-- begin Given entries --

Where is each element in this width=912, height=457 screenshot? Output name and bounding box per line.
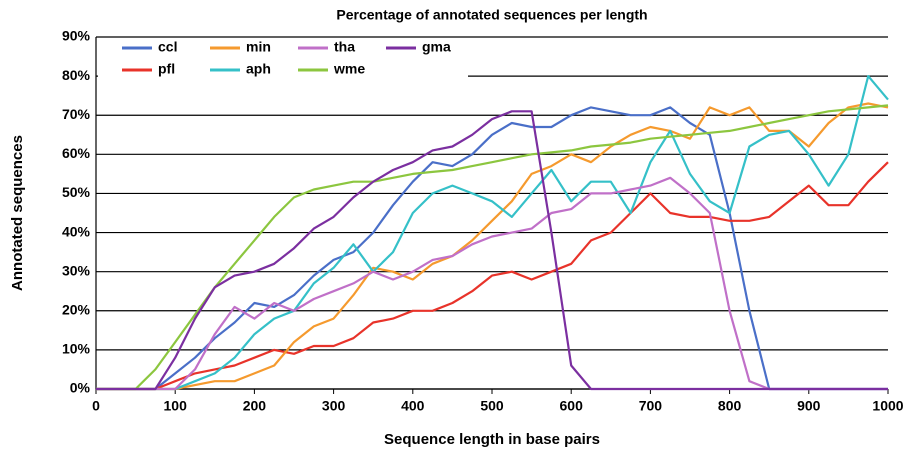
x-tick-label: 0 — [92, 398, 100, 414]
legend-label: aph — [246, 61, 271, 77]
x-tick-label: 400 — [401, 398, 425, 414]
chart-title: Percentage of annotated sequences per le… — [336, 7, 647, 23]
x-tick-label: 700 — [639, 398, 663, 414]
legend-label: wme — [333, 61, 365, 77]
series-line — [96, 102, 889, 391]
legend-label: ccl — [158, 39, 177, 55]
x-tick-label: 200 — [243, 398, 267, 414]
x-tick-label: 100 — [164, 398, 188, 414]
x-tick-label: 300 — [322, 398, 346, 414]
x-axis-label: Sequence length in base pairs — [384, 431, 600, 448]
y-tick-label: 60% — [62, 145, 91, 161]
series-line — [96, 161, 889, 391]
y-axis-label: Annotated sequences — [9, 135, 26, 291]
y-tick-label: 40% — [62, 223, 91, 239]
series-line — [96, 110, 888, 391]
x-tick-label: 600 — [560, 398, 584, 414]
y-tick-label: 90% — [62, 28, 91, 44]
legend-box — [98, 39, 468, 85]
y-tick-label: 70% — [62, 106, 91, 122]
y-tick-label: 10% — [62, 341, 91, 357]
legend-label: tha — [334, 39, 355, 55]
series-line — [96, 106, 888, 391]
x-tick-label: 1000 — [872, 398, 903, 414]
y-tick-label: 30% — [62, 262, 91, 278]
y-tick-label: 0% — [70, 380, 91, 396]
series-line — [96, 104, 889, 391]
x-tick-label: 900 — [797, 398, 821, 414]
legend-label: gma — [422, 39, 451, 55]
x-tick-label: 800 — [718, 398, 742, 414]
y-tick-label: 80% — [62, 67, 91, 83]
legend-label: pfl — [158, 61, 175, 77]
legend-label: min — [246, 39, 271, 55]
series-line — [96, 75, 889, 391]
y-tick-label: 50% — [62, 184, 91, 200]
y-tick-label: 20% — [62, 301, 91, 317]
series-line — [96, 176, 888, 391]
x-tick-label: 500 — [480, 398, 504, 414]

-- end Given entries --

Please repeat the items above, substituting "data-line" for every "series-line" and changing nothing else. Leave the pictures out.

#### [Finished answer]
Where is each element in this width=912, height=457 screenshot? Output name and bounding box per line.
x-tick-label: 0 — [92, 398, 100, 414]
legend-label: aph — [246, 61, 271, 77]
x-tick-label: 400 — [401, 398, 425, 414]
chart-title: Percentage of annotated sequences per le… — [336, 7, 647, 23]
x-tick-label: 700 — [639, 398, 663, 414]
legend-label: wme — [333, 61, 365, 77]
data-line — [96, 102, 889, 391]
legend-label: ccl — [158, 39, 177, 55]
x-tick-label: 200 — [243, 398, 267, 414]
x-tick-label: 100 — [164, 398, 188, 414]
x-tick-label: 300 — [322, 398, 346, 414]
x-axis-label: Sequence length in base pairs — [384, 431, 600, 448]
y-tick-label: 60% — [62, 145, 91, 161]
data-line — [96, 161, 889, 391]
y-axis-label: Annotated sequences — [9, 135, 26, 291]
y-tick-label: 40% — [62, 223, 91, 239]
data-line — [96, 110, 888, 391]
x-tick-label: 600 — [560, 398, 584, 414]
y-tick-label: 90% — [62, 28, 91, 44]
legend-box — [98, 39, 468, 85]
y-tick-label: 70% — [62, 106, 91, 122]
y-tick-label: 10% — [62, 341, 91, 357]
legend-label: tha — [334, 39, 355, 55]
data-line — [96, 106, 888, 391]
x-tick-label: 1000 — [872, 398, 903, 414]
y-tick-label: 30% — [62, 262, 91, 278]
y-tick-label: 0% — [70, 380, 91, 396]
data-line — [96, 104, 889, 391]
x-tick-label: 900 — [797, 398, 821, 414]
legend-label: gma — [422, 39, 451, 55]
x-tick-label: 800 — [718, 398, 742, 414]
y-tick-label: 80% — [62, 67, 91, 83]
legend-label: pfl — [158, 61, 175, 77]
legend-label: min — [246, 39, 271, 55]
data-line — [96, 75, 889, 391]
y-tick-label: 50% — [62, 184, 91, 200]
y-tick-label: 20% — [62, 301, 91, 317]
data-line — [96, 176, 888, 391]
x-tick-label: 500 — [480, 398, 504, 414]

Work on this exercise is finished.